--- START ---
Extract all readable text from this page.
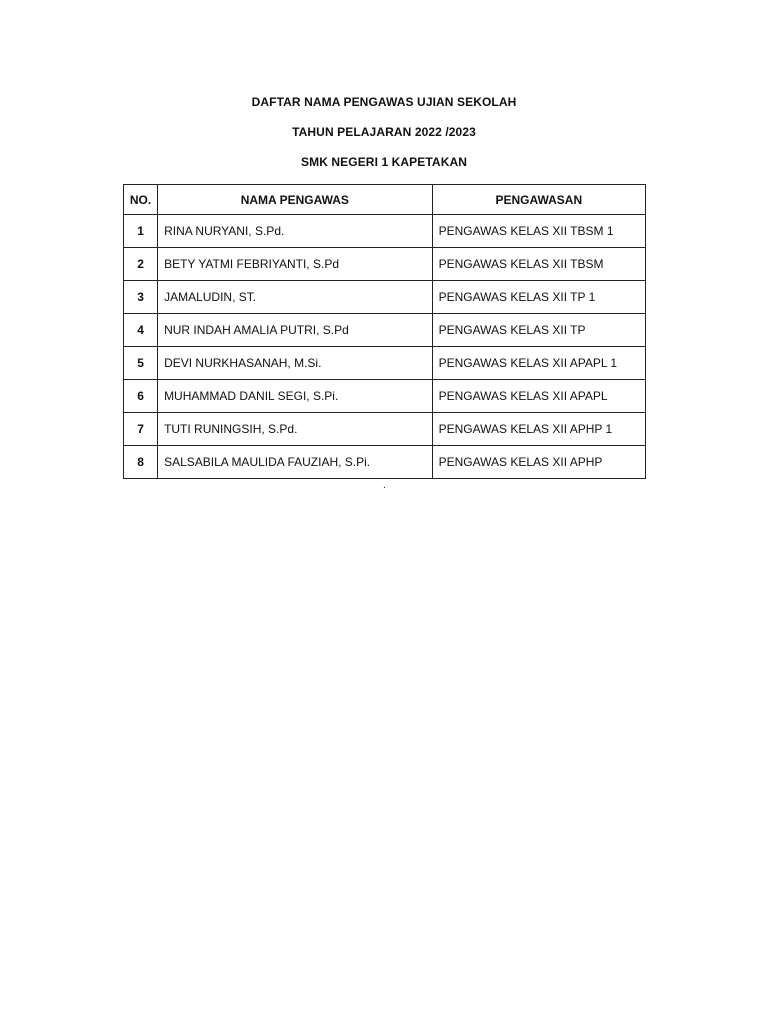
DAFTAR NAMA PENGAWAS UJIAN SEKOLAH
TAHUN PELAJARAN 2022 /2023
SMK NEGERI 1 KAPETAKAN
NO.	NAMA PENGAWAS	PENGAWASAN
1	RINA NURYANI, S.Pd.	PENGAWAS KELAS XII TBSM 1
2	BETY YATMI FEBRIYANTI, S.Pd	PENGAWAS KELAS XII TBSM
3	JAMALUDIN, ST.	PENGAWAS KELAS XII TP 1
4	NUR INDAH AMALIA PUTRI, S.Pd	PENGAWAS KELAS XII TP
5	DEVI NURKHASANAH, M.Si.	PENGAWAS KELAS XII APAPL 1
6	MUHAMMAD DANIL SEGI, S.Pi.	PENGAWAS KELAS XII APAPL
7	TUTI RUNINGSIH, S.Pd.	PENGAWAS KELAS XII APHP 1
8	SALSABILA MAULIDA FAUZIAH, S.Pi.	PENGAWAS KELAS XII APHP
.
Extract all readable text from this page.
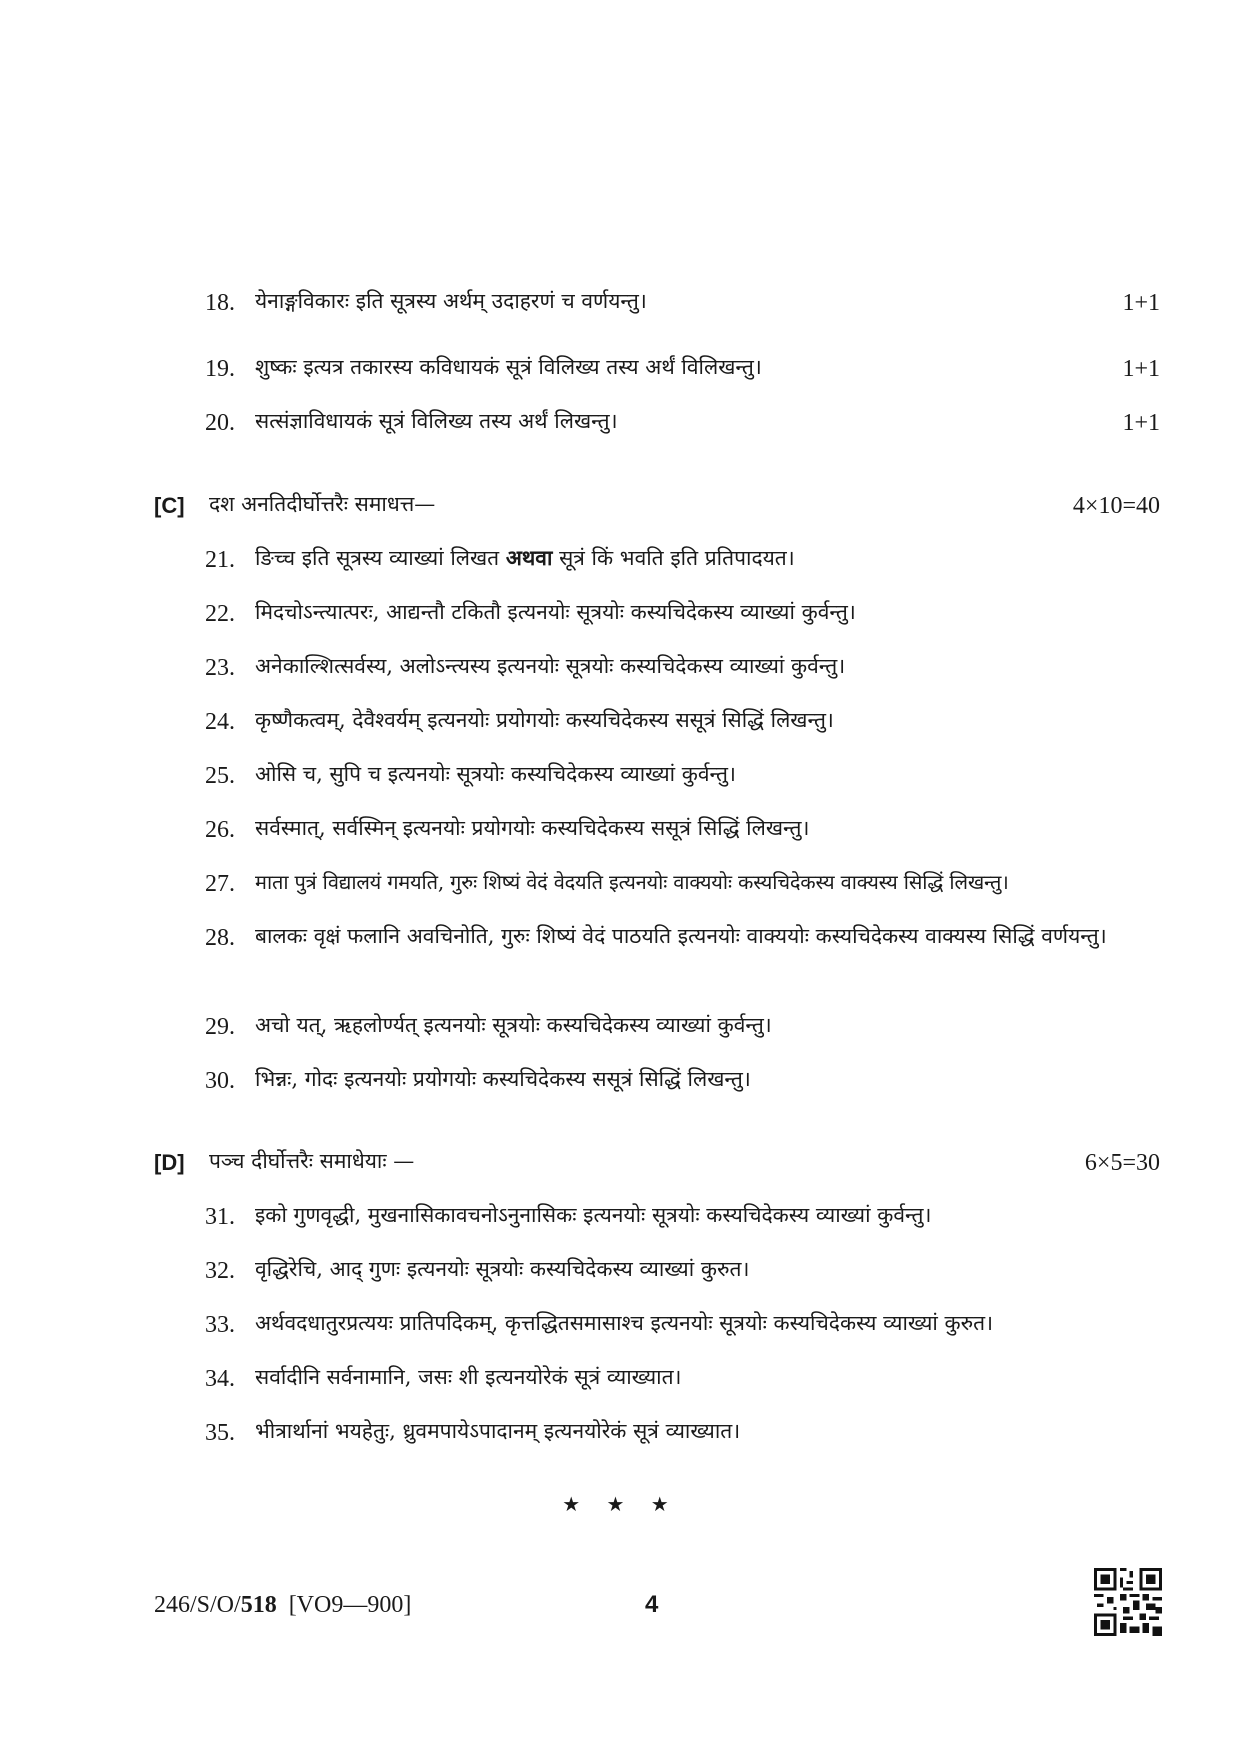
18. येनाङ्गविकारः इति सूत्रस्य अर्थम् उदाहरणं च वर्णयन्तु।	1+1
19. शुष्कः इत्यत्र तकारस्य कविधायकं सूत्रं विलिख्य तस्य अर्थं विलिखन्तु।	1+1
20. सत्संज्ञाविधायकं सूत्रं विलिख्य तस्य अर्थं लिखन्तु।	1+1
[C] दश अनतिदीर्घोत्तरैः समाधत्त—	4×10=40
21. ङिच्च इति सूत्रस्य व्याख्यां लिखत अथवा सूत्रं किं भवति इति प्रतिपादयत।
22. मिदचोऽन्त्यात्परः, आद्यन्तौ टकितौ इत्यनयोः सूत्रयोः कस्यचिदेकस्य व्याख्यां कुर्वन्तु।
23. अनेकाल्शित्सर्वस्य, अलोऽन्त्यस्य इत्यनयोः सूत्रयोः कस्यचिदेकस्य व्याख्यां कुर्वन्तु।
24. कृष्णैकत्वम्, देवैश्वर्यम् इत्यनयोः प्रयोगयोः कस्यचिदेकस्य ससूत्रं सिद्धिं लिखन्तु।
25. ओसि च, सुपि च इत्यनयोः सूत्रयोः कस्यचिदेकस्य व्याख्यां कुर्वन्तु।
26. सर्वस्मात्, सर्वस्मिन् इत्यनयोः प्रयोगयोः कस्यचिदेकस्य ससूत्रं सिद्धिं लिखन्तु।
27. माता पुत्रं विद्यालयं गमयति, गुरुः शिष्यं वेदं वेदयति इत्यनयोः वाक्ययोः कस्यचिदेकस्य वाक्यस्य सिद्धिं लिखन्तु।
28. बालकः वृक्षं फलानि अवचिनोति, गुरुः शिष्यं वेदं पाठयति इत्यनयोः वाक्ययोः कस्यचिदेकस्य वाक्यस्य सिद्धिं वर्णयन्तु।
29. अचो यत्, ऋहलोर्ण्यत् इत्यनयोः सूत्रयोः कस्यचिदेकस्य व्याख्यां कुर्वन्तु।
30. भिन्नः, गोदः इत्यनयोः प्रयोगयोः कस्यचिदेकस्य ससूत्रं सिद्धिं लिखन्तु।
[D] पञ्च दीर्घोत्तरैः समाधेयाः —	6×5=30
31. इको गुणवृद्धी, मुखनासिकावचनोऽनुनासिकः इत्यनयोः सूत्रयोः कस्यचिदेकस्य व्याख्यां कुर्वन्तु।
32. वृद्धिरेचि, आद् गुणः इत्यनयोः सूत्रयोः कस्यचिदेकस्य व्याख्यां कुरुत।
33. अर्थवदधातुरप्रत्ययः प्रातिपदिकम्, कृत्तद्धितसमासाश्च इत्यनयोः सूत्रयोः कस्यचिदेकस्य व्याख्यां कुरुत।
34. सर्वादीनि सर्वनामानि, जसः शी इत्यनयोरेकं सूत्रं व्याख्यात।
35. भीत्रार्थानां भयहेतुः, ध्रुवमपायेऽपादानम् इत्यनयोरेकं सूत्रं व्याख्यात।
★ ★ ★
246/S/O/518 [VO9—900]	4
--- END ---
▸ Task requirements
Check every line of the data, and copy the ones that contain "PENGAWAS".

▸ Task response
DAFTAR NAMA PENGAWAS UJIAN SEKOLAH
NO.	NAMA PENGAWAS	PENGAWASAN
1	RINA NURYANI, S.Pd.	PENGAWAS KELAS XII TBSM 1
2	BETY YATMI FEBRIYANTI, S.Pd	PENGAWAS KELAS XII TBSM
3	JAMALUDIN, ST.	PENGAWAS KELAS XII TP 1
4	NUR INDAH AMALIA PUTRI, S.Pd	PENGAWAS KELAS XII TP
5	DEVI NURKHASANAH, M.Si.	PENGAWAS KELAS XII APAPL 1
6	MUHAMMAD DANIL SEGI, S.Pi.	PENGAWAS KELAS XII APAPL
7	TUTI RUNINGSIH, S.Pd.	PENGAWAS KELAS XII APHP 1
8	SALSABILA MAULIDA FAUZIAH, S.Pi.	PENGAWAS KELAS XII APHP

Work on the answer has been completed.